What the exercise asks
Would you write out the entries below, every one of them, exactly?
** begin **
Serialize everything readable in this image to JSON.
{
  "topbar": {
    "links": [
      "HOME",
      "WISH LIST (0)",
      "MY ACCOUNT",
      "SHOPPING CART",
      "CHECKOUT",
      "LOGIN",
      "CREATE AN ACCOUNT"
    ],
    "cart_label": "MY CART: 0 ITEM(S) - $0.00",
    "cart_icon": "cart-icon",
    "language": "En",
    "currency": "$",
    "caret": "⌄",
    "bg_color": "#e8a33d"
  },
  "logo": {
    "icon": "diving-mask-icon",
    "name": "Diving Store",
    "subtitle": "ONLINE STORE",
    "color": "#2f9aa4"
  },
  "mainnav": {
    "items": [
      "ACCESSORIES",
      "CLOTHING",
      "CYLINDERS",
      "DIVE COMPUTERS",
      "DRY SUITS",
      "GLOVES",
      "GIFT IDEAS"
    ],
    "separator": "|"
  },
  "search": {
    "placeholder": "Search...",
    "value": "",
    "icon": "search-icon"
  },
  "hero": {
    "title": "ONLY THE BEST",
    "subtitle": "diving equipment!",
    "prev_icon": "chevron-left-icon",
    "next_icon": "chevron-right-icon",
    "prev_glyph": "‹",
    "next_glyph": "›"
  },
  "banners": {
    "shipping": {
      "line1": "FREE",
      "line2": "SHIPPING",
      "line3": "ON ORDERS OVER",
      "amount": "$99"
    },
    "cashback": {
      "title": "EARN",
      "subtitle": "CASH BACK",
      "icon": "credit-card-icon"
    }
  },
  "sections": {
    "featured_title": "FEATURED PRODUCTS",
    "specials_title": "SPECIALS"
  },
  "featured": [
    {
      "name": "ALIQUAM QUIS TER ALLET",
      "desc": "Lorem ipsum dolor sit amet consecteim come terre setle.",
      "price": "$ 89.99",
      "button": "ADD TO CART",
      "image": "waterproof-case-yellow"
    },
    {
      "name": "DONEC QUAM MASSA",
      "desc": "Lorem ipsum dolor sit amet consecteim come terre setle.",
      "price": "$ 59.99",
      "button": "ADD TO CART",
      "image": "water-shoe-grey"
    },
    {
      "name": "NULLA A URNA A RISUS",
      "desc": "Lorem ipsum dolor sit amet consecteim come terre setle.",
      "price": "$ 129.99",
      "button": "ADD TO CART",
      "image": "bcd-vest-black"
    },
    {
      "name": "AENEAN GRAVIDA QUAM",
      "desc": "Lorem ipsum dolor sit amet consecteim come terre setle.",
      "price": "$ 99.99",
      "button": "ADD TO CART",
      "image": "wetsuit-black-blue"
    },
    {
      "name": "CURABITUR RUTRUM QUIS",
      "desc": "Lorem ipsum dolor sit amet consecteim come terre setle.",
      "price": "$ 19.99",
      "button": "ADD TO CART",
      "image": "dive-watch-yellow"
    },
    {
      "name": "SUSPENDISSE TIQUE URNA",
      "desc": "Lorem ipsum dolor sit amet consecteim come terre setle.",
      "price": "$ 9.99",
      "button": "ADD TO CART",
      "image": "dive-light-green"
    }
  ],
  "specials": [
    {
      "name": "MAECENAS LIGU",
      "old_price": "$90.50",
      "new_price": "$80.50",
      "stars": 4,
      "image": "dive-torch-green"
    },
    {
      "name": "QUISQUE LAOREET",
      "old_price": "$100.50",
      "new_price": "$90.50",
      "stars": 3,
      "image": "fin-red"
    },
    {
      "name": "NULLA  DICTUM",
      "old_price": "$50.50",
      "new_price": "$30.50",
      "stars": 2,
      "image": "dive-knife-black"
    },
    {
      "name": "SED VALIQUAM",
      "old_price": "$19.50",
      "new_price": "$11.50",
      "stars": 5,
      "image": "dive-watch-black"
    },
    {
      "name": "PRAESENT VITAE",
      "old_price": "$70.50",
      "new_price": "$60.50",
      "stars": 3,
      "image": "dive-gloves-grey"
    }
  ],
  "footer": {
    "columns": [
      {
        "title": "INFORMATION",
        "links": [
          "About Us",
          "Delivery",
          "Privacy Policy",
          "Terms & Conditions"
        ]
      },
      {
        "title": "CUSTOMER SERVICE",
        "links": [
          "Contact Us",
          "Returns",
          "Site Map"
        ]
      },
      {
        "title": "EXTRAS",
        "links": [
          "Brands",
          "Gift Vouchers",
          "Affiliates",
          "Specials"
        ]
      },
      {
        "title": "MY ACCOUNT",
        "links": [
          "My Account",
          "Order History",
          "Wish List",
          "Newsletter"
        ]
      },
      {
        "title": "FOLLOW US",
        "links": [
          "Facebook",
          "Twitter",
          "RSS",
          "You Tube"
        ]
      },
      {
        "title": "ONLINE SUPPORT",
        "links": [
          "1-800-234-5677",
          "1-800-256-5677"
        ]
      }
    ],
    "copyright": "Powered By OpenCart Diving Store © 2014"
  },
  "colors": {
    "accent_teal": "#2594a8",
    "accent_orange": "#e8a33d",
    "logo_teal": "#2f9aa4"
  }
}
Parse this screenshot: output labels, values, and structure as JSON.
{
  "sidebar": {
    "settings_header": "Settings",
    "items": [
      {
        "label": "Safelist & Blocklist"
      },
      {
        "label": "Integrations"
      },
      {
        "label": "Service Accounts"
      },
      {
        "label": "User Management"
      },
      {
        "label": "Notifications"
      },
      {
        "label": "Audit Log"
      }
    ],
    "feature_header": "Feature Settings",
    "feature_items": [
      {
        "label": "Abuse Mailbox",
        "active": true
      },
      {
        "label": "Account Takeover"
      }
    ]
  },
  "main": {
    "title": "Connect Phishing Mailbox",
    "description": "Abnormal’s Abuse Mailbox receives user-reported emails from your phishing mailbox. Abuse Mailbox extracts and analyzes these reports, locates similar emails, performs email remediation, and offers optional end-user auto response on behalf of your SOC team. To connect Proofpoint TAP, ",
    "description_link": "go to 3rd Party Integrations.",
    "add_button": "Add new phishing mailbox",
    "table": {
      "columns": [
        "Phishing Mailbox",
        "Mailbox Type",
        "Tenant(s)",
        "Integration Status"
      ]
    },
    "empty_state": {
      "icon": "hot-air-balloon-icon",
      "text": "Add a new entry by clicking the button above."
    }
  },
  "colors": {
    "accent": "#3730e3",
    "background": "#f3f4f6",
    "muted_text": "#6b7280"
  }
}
** end **
Answer to this task
Serialize everything readable in this image to JSON.
{
  "topbar": {
    "links": [
      "HOME",
      "WISH LIST (0)",
      "MY ACCOUNT",
      "SHOPPING CART",
      "CHECKOUT",
      "LOGIN",
      "CREATE AN ACCOUNT"
    ],
    "cart_label": "MY CART: 0 ITEM(S) - $0.00",
    "cart_icon": "cart-icon",
    "language": "En",
    "currency": "$",
    "caret": "⌄",
    "bg_color": "#e8a33d"
  },
  "logo": {
    "icon": "diving-mask-icon",
    "name": "Diving Store",
    "subtitle": "ONLINE STORE",
    "color": "#2f9aa4"
  },
  "mainnav": {
    "items": [
      "ACCESSORIES",
      "CLOTHING",
      "CYLINDERS",
      "DIVE COMPUTERS",
      "DRY SUITS",
      "GLOVES",
      "GIFT IDEAS"
    ],
    "separator": "|"
  },
  "search": {
    "placeholder": "Search...",
    "value": "",
    "icon": "search-icon"
  },
  "hero": {
    "title": "ONLY THE BEST",
    "subtitle": "diving equipment!",
    "prev_icon": "chevron-left-icon",
    "next_icon": "chevron-right-icon",
    "prev_glyph": "‹",
    "next_glyph": "›"
  },
  "banners": {
    "shipping": {
      "line1": "FREE",
      "line2": "SHIPPING",
      "line3": "ON ORDERS OVER",
      "amount": "$99"
    },
    "cashback": {
      "title": "EARN",
      "subtitle": "CASH BACK",
      "icon": "credit-card-icon"
    }
  },
  "sections": {
    "featured_title": "FEATURED PRODUCTS",
    "specials_title": "SPECIALS"
  },
  "featured": [
    {
      "name": "ALIQUAM QUIS TER ALLET",
      "desc": "Lorem ipsum dolor sit amet consecteim come terre setle.",
      "price": "$ 89.99",
      "button": "ADD TO CART",
      "image": "waterproof-case-yellow"
    },
    {
      "name": "DONEC QUAM MASSA",
      "desc": "Lorem ipsum dolor sit amet consecteim come terre setle.",
      "price": "$ 59.99",
      "button": "ADD TO CART",
      "image": "water-shoe-grey"
    },
    {
      "name": "NULLA A URNA A RISUS",
      "desc": "Lorem ipsum dolor sit amet consecteim come terre setle.",
      "price": "$ 129.99",
      "button": "ADD TO CART",
      "image": "bcd-vest-black"
    },
    {
      "name": "AENEAN GRAVIDA QUAM",
      "desc": "Lorem ipsum dolor sit amet consecteim come terre setle.",
      "price": "$ 99.99",
      "button": "ADD TO CART",
      "image": "wetsuit-black-blue"
    },
    {
      "name": "CURABITUR RUTRUM QUIS",
      "desc": "Lorem ipsum dolor sit amet consecteim come terre setle.",
      "price": "$ 19.99",
      "button": "ADD TO CART",
      "image": "dive-watch-yellow"
    },
    {
      "name": "SUSPENDISSE TIQUE URNA",
      "desc": "Lorem ipsum dolor sit amet consecteim come terre setle.",
      "price": "$ 9.99",
      "button": "ADD TO CART",
      "image": "dive-light-green"
    }
  ],
  "specials": [
    {
      "name": "MAECENAS LIGU",
      "old_price": "$90.50",
      "new_price": "$80.50",
      "stars": 4,
      "image": "dive-torch-green"
    },
    {
      "name": "QUISQUE LAOREET",
      "old_price": "$100.50",
      "new_price": "$90.50",
      "stars": 3,
      "image": "fin-red"
    },
    {
      "name": "NULLA  DICTUM",
      "old_price": "$50.50",
      "new_price": "$30.50",
      "stars": 2,
      "image": "dive-knife-black"
    },
    {
      "name": "SED VALIQUAM",
      "old_price": "$19.50",
      "new_price": "$11.50",
      "stars": 5,
      "image": "dive-watch-black"
    },
    {
      "name": "PRAESENT VITAE",
      "old_price": "$70.50",
      "new_price": "$60.50",
      "stars": 3,
      "image": "dive-gloves-grey"
    }
  ],
  "footer": {
    "columns": [
      {
        "title": "INFORMATION",
        "links": [
          "About Us",
          "Delivery",
          "Privacy Policy",
          "Terms & Conditions"
        ]
      },
      {
        "title": "CUSTOMER SERVICE",
        "links": [
          "Contact Us",
          "Returns",
          "Site Map"
        ]
      },
      {
        "title": "EXTRAS",
        "links": [
          "Brands",
          "Gift Vouchers",
          "Affiliates",
          "Specials"
        ]
      },
      {
        "title": "MY ACCOUNT",
        "links": [
          "My Account",
          "Order History",
          "Wish List",
          "Newsletter"
        ]
      },
      {
        "title": "FOLLOW US",
        "links": [
          "Facebook",
          "Twitter",
          "RSS",
          "You Tube"
        ]
      },
      {
        "title": "ONLINE SUPPORT",
        "links": [
          "1-800-234-5677",
          "1-800-256-5677"
        ]
      }
    ],
    "copyright": "Powered By OpenCart Diving Store © 2014"
  },
  "colors": {
    "accent_teal": "#2594a8",
    "accent_orange": "#e8a33d",
    "logo_teal": "#2f9aa4"
  }
}
Parse this screenshot: output labels, values, and structure as JSON.
{
  "sidebar": {
    "settings_header": "Settings",
    "items": [
      {
        "label": "Safelist & Blocklist"
      },
      {
        "label": "Integrations"
      },
      {
        "label": "Service Accounts"
      },
      {
        "label": "User Management"
      },
      {
        "label": "Notifications"
      },
      {
        "label": "Audit Log"
      }
    ],
    "feature_header": "Feature Settings",
    "feature_items": [
      {
        "label": "Abuse Mailbox",
        "active": true
      },
      {
        "label": "Account Takeover"
      }
    ]
  },
  "main": {
    "title": "Connect Phishing Mailbox",
    "description": "Abnormal’s Abuse Mailbox receives user-reported emails from your phishing mailbox. Abuse Mailbox extracts and analyzes these reports, locates similar emails, performs email remediation, and offers optional end-user auto response on behalf of your SOC team. To connect Proofpoint TAP, ",
    "description_link": "go to 3rd Party Integrations.",
    "add_button": "Add new phishing mailbox",
    "table": {
      "columns": [
        "Phishing Mailbox",
        "Mailbox Type",
        "Tenant(s)",
        "Integration Status"
      ]
    },
    "empty_state": {
      "icon": "hot-air-balloon-icon",
      "text": "Add a new entry by clicking the button above."
    }
  },
  "colors": {
    "accent": "#3730e3",
    "background": "#f3f4f6",
    "muted_text": "#6b7280"
  }
}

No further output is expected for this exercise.